• Stated task: In the material below, identify each line bearing the word "content". Reproduce those lines.

** start of Working data **

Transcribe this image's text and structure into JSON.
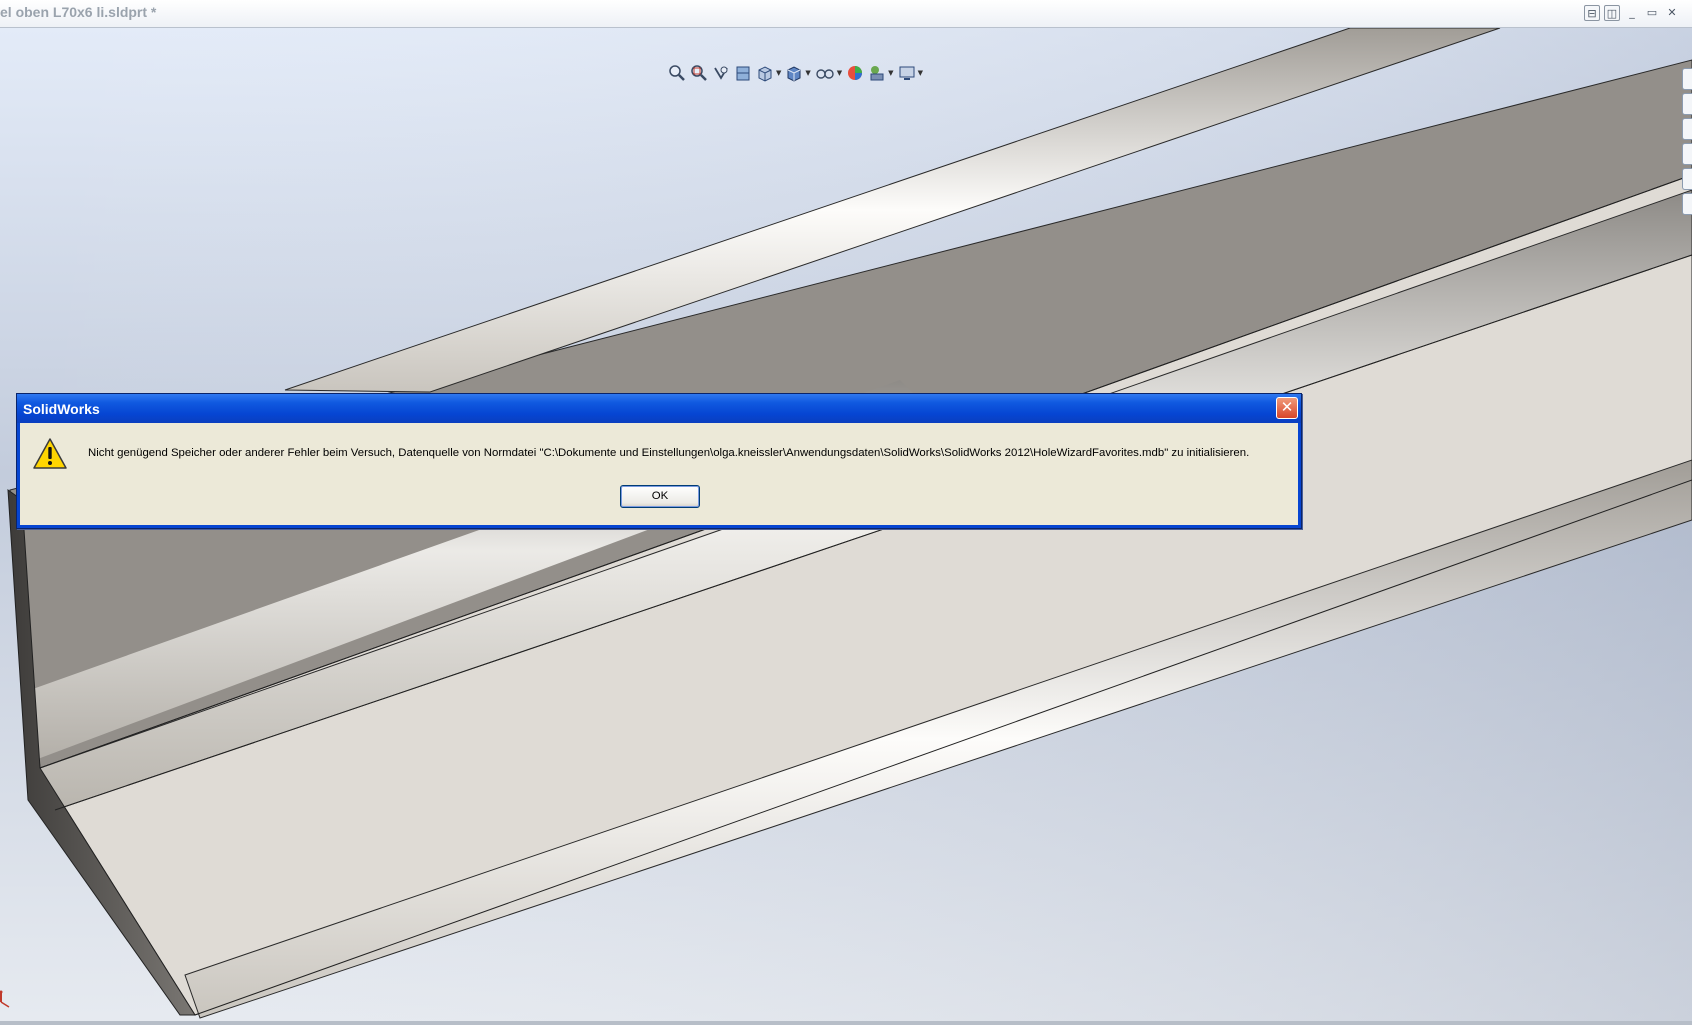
{
  "document": {
    "title": "el oben L70x6 li.sldprt *"
  },
  "window_controls": {
    "tile_horizontal": "⊟",
    "tile_vertical": "◫",
    "minimize": "_",
    "restore": "▭",
    "close": "✕"
  },
  "heads_up_toolbar": {
    "tools": [
      "zoom-to-fit-icon",
      "zoom-to-area-icon",
      "previous-view-icon",
      "section-view-icon",
      "view-orientation-icon",
      "display-style-icon",
      "hide-show-items-icon",
      "edit-appearance-icon",
      "apply-scene-icon",
      "view-settings-icon"
    ]
  },
  "dialog": {
    "title": "SolidWorks",
    "icon": "warning-icon",
    "message": "Nicht genügend Speicher oder anderer Fehler beim Versuch, Datenquelle von Normdatei \"C:\\Dokumente und Einstellungen\\olga.kneissler\\Anwendungsdaten\\SolidWorks\\SolidWorks 2012\\HoleWizardFavorites.mdb\" zu initialisieren.",
    "ok_label": "OK",
    "close_symbol": "✕"
  },
  "colors": {
    "dialog_title_blue": "#0645d2",
    "dialog_body": "#ece9d8",
    "viewport_top": "#dde6f3",
    "viewport_bottom": "#8e9ab0",
    "part_face_light": "#dedad4",
    "part_face_dark": "#918d88"
  }
}
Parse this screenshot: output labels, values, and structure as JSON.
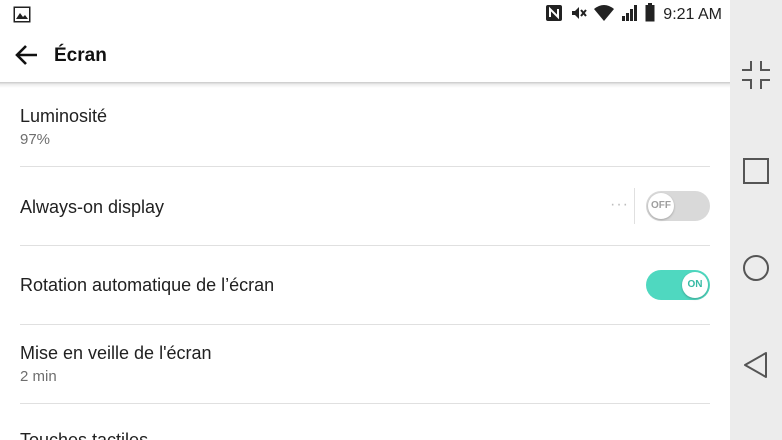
{
  "status_bar": {
    "time": "9:21 AM",
    "icons": [
      "gallery-icon",
      "nfc-icon",
      "mute-icon",
      "wifi-icon",
      "signal-icon",
      "battery-icon"
    ]
  },
  "app_bar": {
    "title": "Écran",
    "back_icon": "arrow-left-icon"
  },
  "settings": {
    "brightness": {
      "title": "Luminosité",
      "value": "97%"
    },
    "always_on": {
      "title": "Always-on display",
      "toggle_label": "OFF",
      "enabled": false
    },
    "auto_rotate": {
      "title": "Rotation automatique de l’écran",
      "toggle_label": "ON",
      "enabled": true
    },
    "screen_timeout": {
      "title": "Mise en veille de l'écran",
      "value": "2 min"
    },
    "touch_keys": {
      "title": "Touches tactiles"
    }
  },
  "nav_bar": {
    "buttons": [
      "collapse-icon",
      "recents-square-icon",
      "home-circle-icon",
      "back-triangle-icon"
    ]
  },
  "colors": {
    "accent_on": "#4fd8c0",
    "toggle_off": "#d9d9d9",
    "nav_background": "#ececec"
  }
}
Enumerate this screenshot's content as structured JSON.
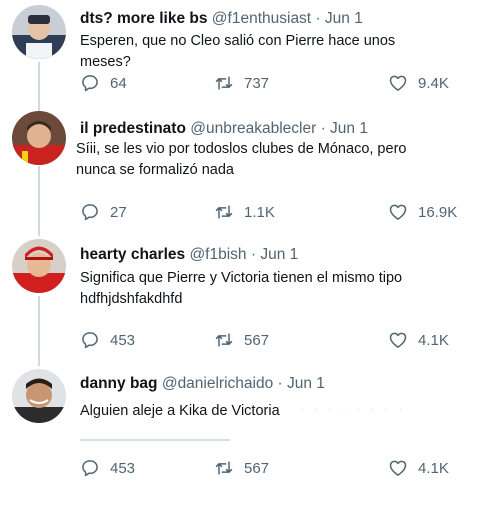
{
  "tweets": [
    {
      "name": "dts? more like bs",
      "handle": "@f1enthusiast",
      "time": "· Jun 1",
      "text": "Esperen, que no Cleo salió con Pierre hace unos meses?",
      "replies": "64",
      "retweets": "737",
      "likes": "9.4K"
    },
    {
      "name": "il predestinato",
      "handle": "@unbreakablecler",
      "time": "· Jun 1",
      "text": "Síii, se les vio por todoslos clubes de Mónaco, pero nunca se formalizó nada",
      "replies": "27",
      "retweets": "1.1K",
      "likes": "16.9K"
    },
    {
      "name": "hearty charles",
      "handle": "@f1bish",
      "time": "· Jun 1",
      "text": "Significa que Pierre y Victoria tienen el mismo tipo hdfhjdshfakdhfd",
      "replies": "453",
      "retweets": "567",
      "likes": "4.1K"
    },
    {
      "name": "danny bag",
      "handle": "@danielrichaido",
      "time": "· Jun 1",
      "text": "Alguien aleje a Kika de Victoria",
      "replies": "453",
      "retweets": "567",
      "likes": "4.1K"
    }
  ],
  "icons": {
    "reply": "reply-icon",
    "retweet": "retweet-icon",
    "like": "heart-icon"
  },
  "colors": {
    "text": "#0f1419",
    "secondary": "#536471",
    "thread_line": "#cfd9de"
  }
}
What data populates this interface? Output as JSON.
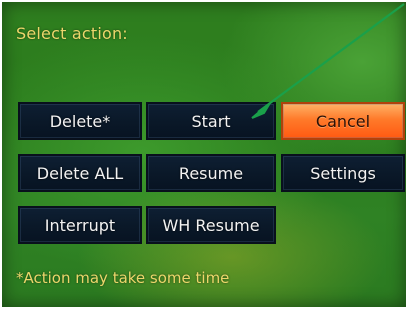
{
  "prompt": "Select action:",
  "buttons": {
    "delete": "Delete*",
    "start": "Start",
    "cancel": "Cancel",
    "delete_all": "Delete ALL",
    "resume": "Resume",
    "settings": "Settings",
    "interrupt": "Interrupt",
    "wh_resume": "WH Resume"
  },
  "footnote": "*Action may take some time",
  "colors": {
    "accent_text": "#ecd66b",
    "button_bg": "#0a1828",
    "selected_bg": "#ff6a1a",
    "annotation_arrow": "#1aa04a"
  },
  "annotation": {
    "icon": "arrow-pointer-icon"
  }
}
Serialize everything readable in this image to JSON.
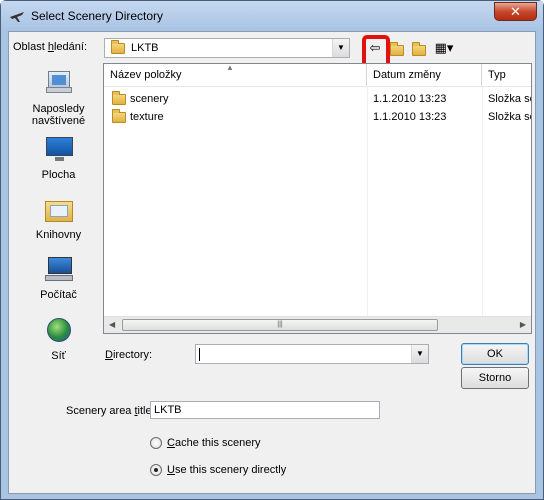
{
  "window": {
    "title": "Select Scenery Directory",
    "close_label": "✕"
  },
  "lookin": {
    "label_pre": "Oblast ",
    "label_key": "h",
    "label_post": "ledání:",
    "value": "LKTB"
  },
  "toolbar": {
    "back_glyph": "⇦",
    "up_glyph": "⇪",
    "newfolder_glyph": "✱",
    "views_glyph": "▦▾"
  },
  "places": [
    {
      "line1": "Naposledy",
      "line2": "navštívené"
    },
    {
      "line1": "Plocha",
      "line2": ""
    },
    {
      "line1": "Knihovny",
      "line2": ""
    },
    {
      "line1": "Počítač",
      "line2": ""
    },
    {
      "line1": "Síť",
      "line2": ""
    }
  ],
  "filelist": {
    "columns": [
      "Název položky",
      "Datum změny",
      "Typ"
    ],
    "rows": [
      {
        "name": "scenery",
        "date": "1.1.2010 13:23",
        "type": "Složka sou"
      },
      {
        "name": "texture",
        "date": "1.1.2010 13:23",
        "type": "Složka sou"
      }
    ]
  },
  "directory": {
    "label_key": "D",
    "label_post": "irectory:",
    "value": ""
  },
  "buttons": {
    "ok": "OK",
    "cancel": "Storno"
  },
  "scenery_title": {
    "label_pre": "Scenery area ",
    "label_key": "t",
    "label_post": "itle:",
    "value": "LKTB"
  },
  "options": {
    "cache": {
      "key": "C",
      "rest": "ache this scenery",
      "checked": false
    },
    "direct": {
      "key": "U",
      "rest": "se this scenery directly",
      "checked": true
    }
  }
}
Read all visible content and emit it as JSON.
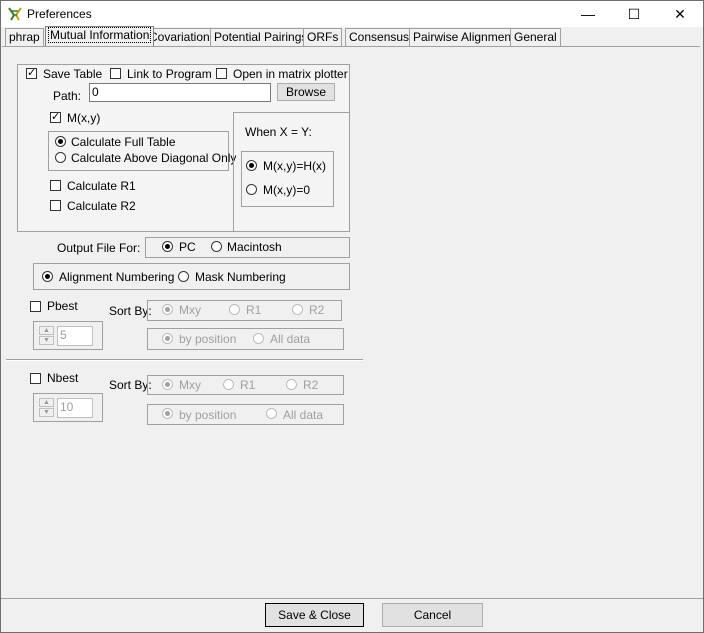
{
  "window": {
    "title": "Preferences",
    "controls": {
      "minimize": "—",
      "maximize": "☐",
      "close": "✕"
    }
  },
  "tabs": [
    {
      "label": "phrap"
    },
    {
      "label": "Mutual Information",
      "selected": true
    },
    {
      "label": "Covariation"
    },
    {
      "label": "Potential Pairings"
    },
    {
      "label": "ORFs"
    },
    {
      "label": "Consensus"
    },
    {
      "label": "Pairwise Alignment"
    },
    {
      "label": "General"
    }
  ],
  "save_table": {
    "save_label": "Save Table",
    "save_checked": true,
    "link_label": "Link to Program",
    "link_checked": false,
    "matrix_label": "Open in matrix plotter",
    "matrix_checked": false,
    "path_label": "Path:",
    "path_value": "0",
    "browse_label": "Browse"
  },
  "mxy": {
    "label": "M(x,y)",
    "checked": true,
    "full_label": "Calculate Full Table",
    "above_label": "Calculate Above Diagonal Only",
    "r1_label": "Calculate R1",
    "r2_label": "Calculate R2"
  },
  "when_x_eq_y": {
    "title": "When X = Y:",
    "opt1": "M(x,y)=H(x)",
    "opt2": "M(x,y)=0"
  },
  "output": {
    "label": "Output File For:",
    "pc": "PC",
    "mac": "Macintosh"
  },
  "numbering": {
    "alignment": "Alignment Numbering",
    "mask": "Mask Numbering"
  },
  "pbest": {
    "label": "Pbest",
    "sort_by": "Sort By:",
    "mxy": "Mxy",
    "r1": "R1",
    "r2": "R2",
    "by_position": "by position",
    "all_data": "All data",
    "value": "5"
  },
  "nbest": {
    "label": "Nbest",
    "sort_by": "Sort By:",
    "mxy": "Mxy",
    "r1": "R1",
    "r2": "R2",
    "by_position": "by position",
    "all_data": "All data",
    "value": "10"
  },
  "footer": {
    "save_close": "Save & Close",
    "cancel": "Cancel"
  }
}
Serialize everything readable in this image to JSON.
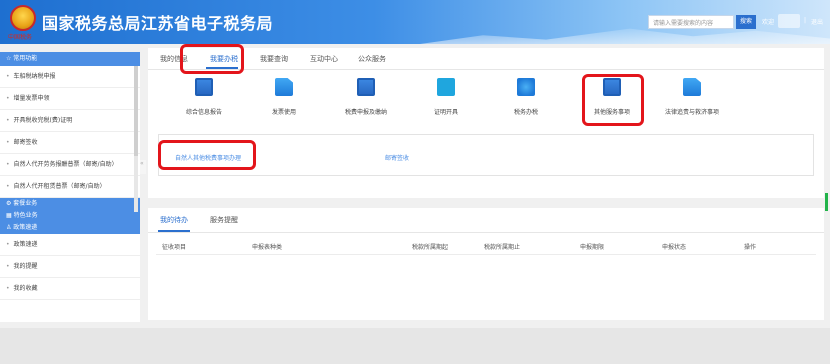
{
  "header": {
    "title": "国家税务总局江苏省电子税务局",
    "logo_subtitle": "中国税务",
    "search_placeholder": "请输入需要搜索的内容",
    "search_button": "搜索",
    "welcome": "欢迎",
    "separator": "|",
    "logout": "退出"
  },
  "sidebar": {
    "section_title": "常用功能",
    "items": [
      "车船税纳税申报",
      "增量发票申领",
      "开具税收完税(费)证明",
      "邮寄签收",
      "自然人代开劳务报酬普票（邮寄/自助）",
      "自然人代开租赁普票（邮寄/自助）"
    ],
    "groups": [
      "套餐业务",
      "特色业务",
      "政策速递"
    ],
    "extra_items": [
      "政策速递",
      "我的提醒",
      "我的收藏"
    ],
    "collapse_icon": "«"
  },
  "main_tabs": [
    {
      "label": "我的信息",
      "active": false
    },
    {
      "label": "我要办税",
      "active": true
    },
    {
      "label": "我要查询",
      "active": false
    },
    {
      "label": "互动中心",
      "active": false
    },
    {
      "label": "公众服务",
      "active": false
    }
  ],
  "icons": [
    {
      "label": "综合信息报告",
      "icon": "monitor-chart-icon"
    },
    {
      "label": "发票使用",
      "icon": "invoice-doc-icon"
    },
    {
      "label": "税费申报及缴纳",
      "icon": "monitor-declare-icon"
    },
    {
      "label": "证明开具",
      "icon": "certificate-icon"
    },
    {
      "label": "税务办税",
      "icon": "globe-icon"
    },
    {
      "label": "其他服务事项",
      "icon": "monitor-trend-icon"
    },
    {
      "label": "法律追责与救济事项",
      "icon": "legal-doc-icon"
    }
  ],
  "subpanel": {
    "links": [
      "自然人其他税费事项办理",
      "邮寄签收"
    ]
  },
  "bottom_tabs": [
    {
      "label": "我的待办",
      "active": true
    },
    {
      "label": "服务提醒",
      "active": false
    }
  ],
  "table_headers": [
    "征收项目",
    "申报表种类",
    "税款所属期起",
    "税款所属期止",
    "申报期限",
    "申报状态",
    "操作"
  ],
  "colors": {
    "accent": "#2b6fce",
    "highlight": "#e3151b",
    "sidebar_header": "#4c8ee4"
  }
}
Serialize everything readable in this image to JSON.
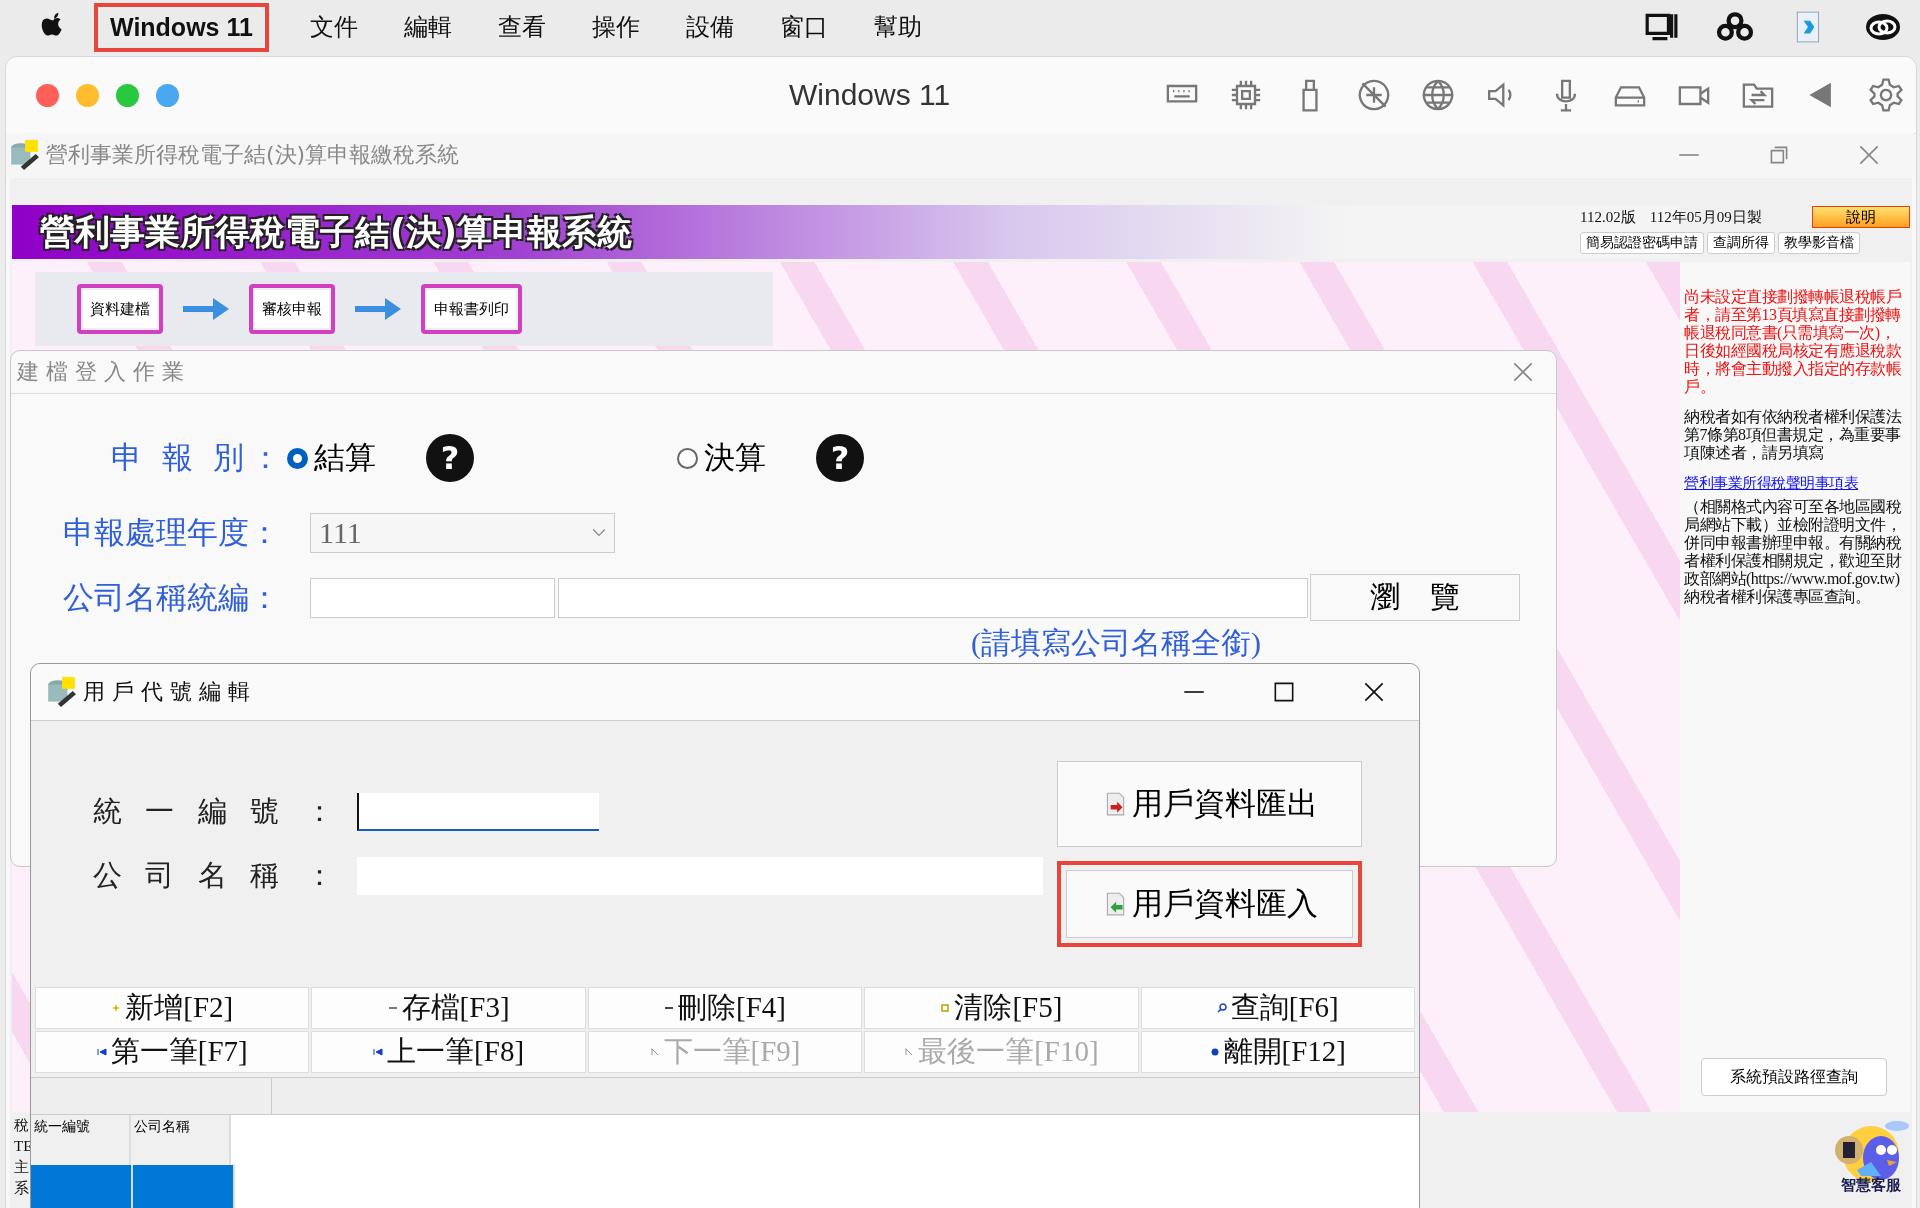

** end of Working data **

• Solved problem:
Enumerate this screenshot's content as structured JSON.
Read all visible content and emit it as JSON.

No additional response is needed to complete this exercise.